Transcription dataset entries
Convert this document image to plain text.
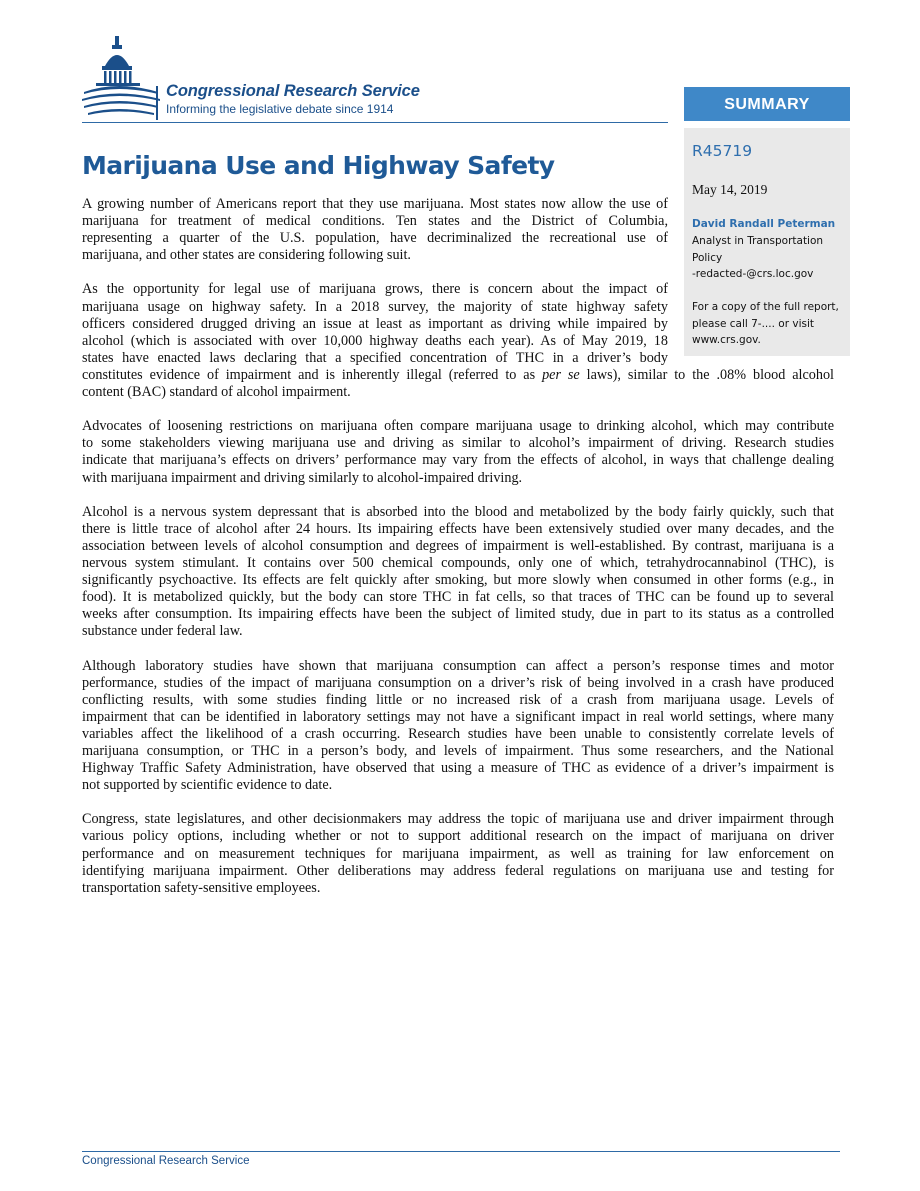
Congressional Research Service
Informing the legislative debate since 1914	SUMMARY
R45719
May 14, 2019
David Randall Peterman
Analyst in Transportation
Policy
-redacted-@crs.loc.gov
For a copy of the full report,
please call 7-.... or visit
www.crs.gov.
Marijuana Use and Highway Safety
A growing number of Americans report that they use marijuana. Most states now allow the use of
marijuana for treatment of medical conditions. Ten states and the District of Columbia,
representing a quarter of the U.S. population, have decriminalized the recreational use of
marijuana, and other states are considering following suit.
As the opportunity for legal use of marijuana grows, there is concern about the impact of
marijuana usage on highway safety. In a 2018 survey, the majority of state highway safety
officers considered drugged driving an issue at least as important as driving while impaired by
alcohol (which is associated with over 10,000 highway deaths each year). As of May 2019, 18
states have enacted laws declaring that a specified concentration of THC in a driver’s body
constitutes evidence of impairment and is inherently illegal (referred to as per se laws), similar to the .08% blood alcohol
content (BAC) standard of alcohol impairment.
Advocates of loosening restrictions on marijuana often compare marijuana usage to drinking alcohol, which may contribute
to some stakeholders viewing marijuana use and driving as similar to alcohol’s impairment of driving. Research studies
indicate that marijuana’s effects on drivers’ performance may vary from the effects of alcohol, in ways that challenge dealing
with marijuana impairment and driving similarly to alcohol-impaired driving.
Alcohol is a nervous system depressant that is absorbed into the blood and metabolized by the body fairly quickly, such that
there is little trace of alcohol after 24 hours. Its impairing effects have been extensively studied over many decades, and the
association between levels of alcohol consumption and degrees of impairment is well-established. By contrast, marijuana is a
nervous system stimulant. It contains over 500 chemical compounds, only one of which, tetrahydrocannabinol (THC), is
significantly psychoactive. Its effects are felt quickly after smoking, but more slowly when consumed in other forms (e.g., in
food). It is metabolized quickly, but the body can store THC in fat cells, so that traces of THC can be found up to several
weeks after consumption. Its impairing effects have been the subject of limited study, due in part to its status as a controlled
substance under federal law.
Although laboratory studies have shown that marijuana consumption can affect a person’s response times and motor
performance, studies of the impact of marijuana consumption on a driver’s risk of being involved in a crash have produced
conflicting results, with some studies finding little or no increased risk of a crash from marijuana usage. Levels of
impairment that can be identified in laboratory settings may not have a significant impact in real world settings, where many
variables affect the likelihood of a crash occurring. Research studies have been unable to consistently correlate levels of
marijuana consumption, or THC in a person’s body, and levels of impairment. Thus some researchers, and the National
Highway Traffic Safety Administration, have observed that using a measure of THC as evidence of a driver’s impairment is
not supported by scientific evidence to date.
Congress, state legislatures, and other decisionmakers may address the topic of marijuana use and driver impairment through
various policy options, including whether or not to support additional research on the impact of marijuana on driver
performance and on measurement techniques for marijuana impairment, as well as training for law enforcement on
identifying marijuana impairment. Other deliberations may address federal regulations on marijuana use and testing for
transportation safety-sensitive employees.
Congressional Research Service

**WORK TO BE COMPLETED**
Which of the lines above contain "performance"? Return them all.

**WRITTEN REPLY**
indicate that marijuana’s effects on drivers’ performance may vary from the effects of alcohol, in ways that challenge dealing
performance, studies of the impact of marijuana consumption on a driver’s risk of being involved in a crash have produced
performance and on measurement techniques for marijuana impairment, as well as training for law enforcement on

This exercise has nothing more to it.